**EXCERPTED RECORDS:**
^^^^
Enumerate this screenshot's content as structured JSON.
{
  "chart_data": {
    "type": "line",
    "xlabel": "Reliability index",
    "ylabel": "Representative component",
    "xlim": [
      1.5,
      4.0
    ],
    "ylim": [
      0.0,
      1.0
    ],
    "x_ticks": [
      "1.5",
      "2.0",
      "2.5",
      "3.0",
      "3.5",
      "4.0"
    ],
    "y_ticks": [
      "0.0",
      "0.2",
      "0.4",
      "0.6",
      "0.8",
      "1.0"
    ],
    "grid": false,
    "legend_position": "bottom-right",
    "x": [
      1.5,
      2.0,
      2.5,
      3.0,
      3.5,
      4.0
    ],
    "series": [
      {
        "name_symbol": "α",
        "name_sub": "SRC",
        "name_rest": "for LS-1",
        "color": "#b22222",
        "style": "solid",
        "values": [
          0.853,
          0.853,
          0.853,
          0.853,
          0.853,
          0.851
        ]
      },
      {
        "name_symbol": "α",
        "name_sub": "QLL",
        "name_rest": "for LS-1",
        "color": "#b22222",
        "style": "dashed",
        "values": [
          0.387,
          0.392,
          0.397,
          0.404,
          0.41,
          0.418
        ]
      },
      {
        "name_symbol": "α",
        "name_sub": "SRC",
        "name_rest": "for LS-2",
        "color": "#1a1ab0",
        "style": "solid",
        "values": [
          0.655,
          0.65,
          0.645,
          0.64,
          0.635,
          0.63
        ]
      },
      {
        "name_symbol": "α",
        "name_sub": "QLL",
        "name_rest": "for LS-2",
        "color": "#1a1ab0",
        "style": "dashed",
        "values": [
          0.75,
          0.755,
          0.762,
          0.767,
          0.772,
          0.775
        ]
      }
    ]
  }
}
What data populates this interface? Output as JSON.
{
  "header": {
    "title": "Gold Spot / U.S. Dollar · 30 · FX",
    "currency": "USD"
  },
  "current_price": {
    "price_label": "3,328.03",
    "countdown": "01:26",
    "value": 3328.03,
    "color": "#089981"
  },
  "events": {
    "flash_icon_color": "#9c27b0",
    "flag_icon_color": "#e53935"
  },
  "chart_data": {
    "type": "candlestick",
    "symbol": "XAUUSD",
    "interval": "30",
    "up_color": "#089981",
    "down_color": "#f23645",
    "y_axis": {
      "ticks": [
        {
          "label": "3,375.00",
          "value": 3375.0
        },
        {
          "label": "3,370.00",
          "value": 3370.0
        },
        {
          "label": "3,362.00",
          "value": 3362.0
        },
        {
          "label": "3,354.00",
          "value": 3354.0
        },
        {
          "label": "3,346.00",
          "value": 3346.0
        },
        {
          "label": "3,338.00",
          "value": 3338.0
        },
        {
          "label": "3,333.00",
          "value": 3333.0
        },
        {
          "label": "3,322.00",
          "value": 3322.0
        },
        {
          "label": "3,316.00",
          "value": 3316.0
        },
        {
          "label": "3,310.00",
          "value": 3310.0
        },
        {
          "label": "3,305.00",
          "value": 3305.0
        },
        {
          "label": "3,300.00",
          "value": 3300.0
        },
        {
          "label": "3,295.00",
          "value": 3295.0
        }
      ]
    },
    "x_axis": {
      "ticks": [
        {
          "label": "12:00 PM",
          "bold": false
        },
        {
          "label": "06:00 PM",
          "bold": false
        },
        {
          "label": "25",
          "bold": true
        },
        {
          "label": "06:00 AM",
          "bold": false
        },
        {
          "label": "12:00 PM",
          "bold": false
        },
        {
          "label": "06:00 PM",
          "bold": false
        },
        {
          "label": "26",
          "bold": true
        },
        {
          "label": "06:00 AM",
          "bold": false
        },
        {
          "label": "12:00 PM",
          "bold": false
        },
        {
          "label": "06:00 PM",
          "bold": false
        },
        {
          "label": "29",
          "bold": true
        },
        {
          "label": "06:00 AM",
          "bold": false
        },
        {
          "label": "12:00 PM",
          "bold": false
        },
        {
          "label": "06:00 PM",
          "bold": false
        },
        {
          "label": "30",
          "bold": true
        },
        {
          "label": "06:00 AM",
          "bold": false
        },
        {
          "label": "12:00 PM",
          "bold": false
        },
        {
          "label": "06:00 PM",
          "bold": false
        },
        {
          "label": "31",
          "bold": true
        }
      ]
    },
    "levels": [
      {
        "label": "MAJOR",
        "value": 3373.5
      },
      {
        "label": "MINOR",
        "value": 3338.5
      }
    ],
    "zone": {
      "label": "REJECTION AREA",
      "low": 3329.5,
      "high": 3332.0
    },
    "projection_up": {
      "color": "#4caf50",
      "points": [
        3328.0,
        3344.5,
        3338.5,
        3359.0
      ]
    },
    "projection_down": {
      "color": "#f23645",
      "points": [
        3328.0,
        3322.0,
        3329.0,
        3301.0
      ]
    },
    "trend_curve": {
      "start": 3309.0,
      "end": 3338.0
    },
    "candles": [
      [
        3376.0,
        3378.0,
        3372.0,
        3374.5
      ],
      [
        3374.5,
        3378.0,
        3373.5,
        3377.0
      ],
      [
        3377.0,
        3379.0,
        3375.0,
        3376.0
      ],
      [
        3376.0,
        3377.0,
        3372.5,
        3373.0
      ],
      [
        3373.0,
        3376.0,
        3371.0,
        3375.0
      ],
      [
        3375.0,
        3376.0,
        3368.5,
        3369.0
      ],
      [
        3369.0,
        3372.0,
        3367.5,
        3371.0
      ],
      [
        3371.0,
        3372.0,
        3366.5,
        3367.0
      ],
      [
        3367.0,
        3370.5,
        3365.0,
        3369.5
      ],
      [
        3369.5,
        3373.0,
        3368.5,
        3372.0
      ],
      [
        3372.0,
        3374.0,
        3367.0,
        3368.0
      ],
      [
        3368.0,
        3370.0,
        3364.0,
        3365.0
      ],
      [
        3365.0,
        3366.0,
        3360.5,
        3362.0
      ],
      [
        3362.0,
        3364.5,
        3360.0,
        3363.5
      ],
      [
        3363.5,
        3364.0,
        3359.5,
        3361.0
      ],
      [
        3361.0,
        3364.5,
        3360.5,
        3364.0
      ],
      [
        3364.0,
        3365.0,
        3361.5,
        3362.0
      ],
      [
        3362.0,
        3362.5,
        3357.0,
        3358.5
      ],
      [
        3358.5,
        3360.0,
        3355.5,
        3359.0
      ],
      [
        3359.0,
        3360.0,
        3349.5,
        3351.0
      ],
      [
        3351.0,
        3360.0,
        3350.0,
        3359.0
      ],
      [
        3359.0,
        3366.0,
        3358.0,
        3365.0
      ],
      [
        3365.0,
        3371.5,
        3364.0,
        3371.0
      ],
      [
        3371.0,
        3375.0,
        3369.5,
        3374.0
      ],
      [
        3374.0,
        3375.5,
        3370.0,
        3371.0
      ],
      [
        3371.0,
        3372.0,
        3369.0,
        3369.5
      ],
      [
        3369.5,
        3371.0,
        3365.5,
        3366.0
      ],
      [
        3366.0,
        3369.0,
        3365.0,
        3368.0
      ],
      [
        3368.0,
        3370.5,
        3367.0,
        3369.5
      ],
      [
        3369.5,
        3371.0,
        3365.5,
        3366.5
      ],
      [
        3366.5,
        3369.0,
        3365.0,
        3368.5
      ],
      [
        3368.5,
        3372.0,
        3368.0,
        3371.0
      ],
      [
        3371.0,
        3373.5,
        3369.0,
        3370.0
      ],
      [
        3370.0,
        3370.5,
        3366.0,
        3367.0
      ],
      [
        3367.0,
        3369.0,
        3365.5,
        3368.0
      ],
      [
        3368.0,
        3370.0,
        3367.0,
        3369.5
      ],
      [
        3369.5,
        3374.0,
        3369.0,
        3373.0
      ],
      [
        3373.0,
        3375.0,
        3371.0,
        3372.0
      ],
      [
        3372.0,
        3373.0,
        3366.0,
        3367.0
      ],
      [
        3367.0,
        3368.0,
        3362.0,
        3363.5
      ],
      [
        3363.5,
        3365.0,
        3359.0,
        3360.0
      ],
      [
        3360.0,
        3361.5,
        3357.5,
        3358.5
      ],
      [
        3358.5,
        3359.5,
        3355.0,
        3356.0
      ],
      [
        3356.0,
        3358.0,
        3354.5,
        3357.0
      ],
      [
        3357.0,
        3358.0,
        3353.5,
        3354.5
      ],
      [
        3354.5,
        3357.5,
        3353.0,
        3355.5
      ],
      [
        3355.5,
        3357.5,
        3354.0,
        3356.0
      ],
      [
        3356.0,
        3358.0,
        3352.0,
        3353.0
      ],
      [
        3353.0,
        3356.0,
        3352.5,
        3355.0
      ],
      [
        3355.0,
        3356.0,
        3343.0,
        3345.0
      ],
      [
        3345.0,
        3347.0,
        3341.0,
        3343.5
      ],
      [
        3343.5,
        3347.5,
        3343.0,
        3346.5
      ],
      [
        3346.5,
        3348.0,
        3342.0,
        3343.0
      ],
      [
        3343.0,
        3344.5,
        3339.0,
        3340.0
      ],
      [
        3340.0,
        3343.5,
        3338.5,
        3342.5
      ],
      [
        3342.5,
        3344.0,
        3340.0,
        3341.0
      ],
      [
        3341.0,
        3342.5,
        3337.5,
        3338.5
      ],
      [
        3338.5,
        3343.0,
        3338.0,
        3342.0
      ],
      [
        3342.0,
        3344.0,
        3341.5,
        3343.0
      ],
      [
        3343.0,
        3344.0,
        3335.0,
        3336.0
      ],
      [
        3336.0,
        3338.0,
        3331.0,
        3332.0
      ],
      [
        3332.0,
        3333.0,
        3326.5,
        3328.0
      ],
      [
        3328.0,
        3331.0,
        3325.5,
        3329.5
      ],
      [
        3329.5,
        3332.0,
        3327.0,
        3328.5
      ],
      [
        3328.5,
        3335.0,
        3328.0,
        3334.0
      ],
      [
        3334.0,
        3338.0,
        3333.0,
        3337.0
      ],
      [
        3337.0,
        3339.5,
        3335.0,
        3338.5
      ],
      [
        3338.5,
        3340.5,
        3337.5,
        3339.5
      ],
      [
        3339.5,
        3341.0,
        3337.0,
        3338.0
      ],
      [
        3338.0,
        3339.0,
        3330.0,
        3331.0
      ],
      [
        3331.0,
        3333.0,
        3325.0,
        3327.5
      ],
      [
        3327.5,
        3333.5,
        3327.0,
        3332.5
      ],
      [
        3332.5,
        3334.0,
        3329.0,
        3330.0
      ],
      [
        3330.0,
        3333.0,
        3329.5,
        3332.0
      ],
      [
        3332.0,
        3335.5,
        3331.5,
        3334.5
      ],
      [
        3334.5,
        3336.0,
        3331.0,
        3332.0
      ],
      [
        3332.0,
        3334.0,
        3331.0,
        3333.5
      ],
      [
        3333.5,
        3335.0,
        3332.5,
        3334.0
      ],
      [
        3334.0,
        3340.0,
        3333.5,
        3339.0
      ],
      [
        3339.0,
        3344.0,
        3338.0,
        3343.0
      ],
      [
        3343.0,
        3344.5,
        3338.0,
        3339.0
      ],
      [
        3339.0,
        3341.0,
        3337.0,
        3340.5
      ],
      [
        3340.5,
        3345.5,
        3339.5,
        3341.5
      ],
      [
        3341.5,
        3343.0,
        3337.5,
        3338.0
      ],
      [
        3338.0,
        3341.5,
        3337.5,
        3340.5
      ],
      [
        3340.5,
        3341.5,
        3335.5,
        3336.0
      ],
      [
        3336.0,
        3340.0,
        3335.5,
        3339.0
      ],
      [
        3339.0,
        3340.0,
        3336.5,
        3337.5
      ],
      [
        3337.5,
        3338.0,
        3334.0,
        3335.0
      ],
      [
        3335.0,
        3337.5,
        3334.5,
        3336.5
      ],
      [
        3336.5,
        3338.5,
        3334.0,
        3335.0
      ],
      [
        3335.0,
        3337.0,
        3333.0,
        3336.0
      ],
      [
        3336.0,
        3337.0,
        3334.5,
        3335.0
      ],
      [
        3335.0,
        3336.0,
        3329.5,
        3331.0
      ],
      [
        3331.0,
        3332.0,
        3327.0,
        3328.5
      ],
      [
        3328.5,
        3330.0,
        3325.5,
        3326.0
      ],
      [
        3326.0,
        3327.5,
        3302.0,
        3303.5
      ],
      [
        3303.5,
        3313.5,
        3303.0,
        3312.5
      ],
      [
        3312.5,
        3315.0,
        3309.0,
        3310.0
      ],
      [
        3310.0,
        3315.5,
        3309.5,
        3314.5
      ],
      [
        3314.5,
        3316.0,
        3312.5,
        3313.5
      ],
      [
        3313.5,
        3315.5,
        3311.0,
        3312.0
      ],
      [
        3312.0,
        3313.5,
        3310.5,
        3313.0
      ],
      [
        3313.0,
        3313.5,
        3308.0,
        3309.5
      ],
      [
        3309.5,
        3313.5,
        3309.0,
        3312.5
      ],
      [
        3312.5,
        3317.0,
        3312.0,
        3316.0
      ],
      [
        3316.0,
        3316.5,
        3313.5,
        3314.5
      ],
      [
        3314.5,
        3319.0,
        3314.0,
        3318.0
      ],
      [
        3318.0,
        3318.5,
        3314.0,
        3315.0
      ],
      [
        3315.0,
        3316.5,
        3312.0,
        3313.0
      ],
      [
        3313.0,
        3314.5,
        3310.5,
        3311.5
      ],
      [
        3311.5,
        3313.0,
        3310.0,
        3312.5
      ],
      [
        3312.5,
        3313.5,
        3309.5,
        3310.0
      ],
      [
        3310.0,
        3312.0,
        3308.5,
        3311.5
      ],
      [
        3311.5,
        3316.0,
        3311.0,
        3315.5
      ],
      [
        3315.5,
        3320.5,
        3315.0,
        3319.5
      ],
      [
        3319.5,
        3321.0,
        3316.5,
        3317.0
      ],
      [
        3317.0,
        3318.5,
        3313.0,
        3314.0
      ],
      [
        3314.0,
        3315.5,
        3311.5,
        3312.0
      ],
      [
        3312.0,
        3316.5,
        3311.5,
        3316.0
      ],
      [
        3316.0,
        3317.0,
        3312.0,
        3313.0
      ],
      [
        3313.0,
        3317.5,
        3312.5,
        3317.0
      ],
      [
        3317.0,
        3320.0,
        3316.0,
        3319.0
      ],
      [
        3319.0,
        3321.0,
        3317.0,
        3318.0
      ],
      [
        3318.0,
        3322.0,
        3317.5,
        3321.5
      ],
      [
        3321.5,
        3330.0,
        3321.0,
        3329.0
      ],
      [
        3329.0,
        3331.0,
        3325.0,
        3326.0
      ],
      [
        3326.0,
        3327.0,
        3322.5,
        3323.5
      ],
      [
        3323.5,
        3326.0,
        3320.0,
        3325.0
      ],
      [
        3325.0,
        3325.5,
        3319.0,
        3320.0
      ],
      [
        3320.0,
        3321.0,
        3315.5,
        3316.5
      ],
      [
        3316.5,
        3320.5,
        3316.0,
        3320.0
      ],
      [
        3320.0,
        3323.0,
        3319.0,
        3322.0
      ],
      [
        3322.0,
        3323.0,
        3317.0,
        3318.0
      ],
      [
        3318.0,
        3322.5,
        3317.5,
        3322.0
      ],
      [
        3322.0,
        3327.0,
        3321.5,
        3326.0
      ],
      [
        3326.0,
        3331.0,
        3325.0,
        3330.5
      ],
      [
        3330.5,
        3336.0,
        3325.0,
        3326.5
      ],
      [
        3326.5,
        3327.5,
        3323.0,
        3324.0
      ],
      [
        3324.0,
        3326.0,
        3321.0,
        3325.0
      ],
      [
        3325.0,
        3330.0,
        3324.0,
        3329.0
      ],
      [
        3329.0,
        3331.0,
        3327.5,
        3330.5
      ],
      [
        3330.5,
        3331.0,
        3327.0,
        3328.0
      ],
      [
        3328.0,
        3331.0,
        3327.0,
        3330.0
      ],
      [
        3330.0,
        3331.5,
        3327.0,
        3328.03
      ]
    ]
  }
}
^^^^
**EXERCISE AIM:** Look through the entries and find each line that has the string "JSON". Copy those lines.

**RESPONSE TO THIS EXERCISE:**
Enumerate this screenshot's content as structured JSON.
What data populates this interface? Output as JSON.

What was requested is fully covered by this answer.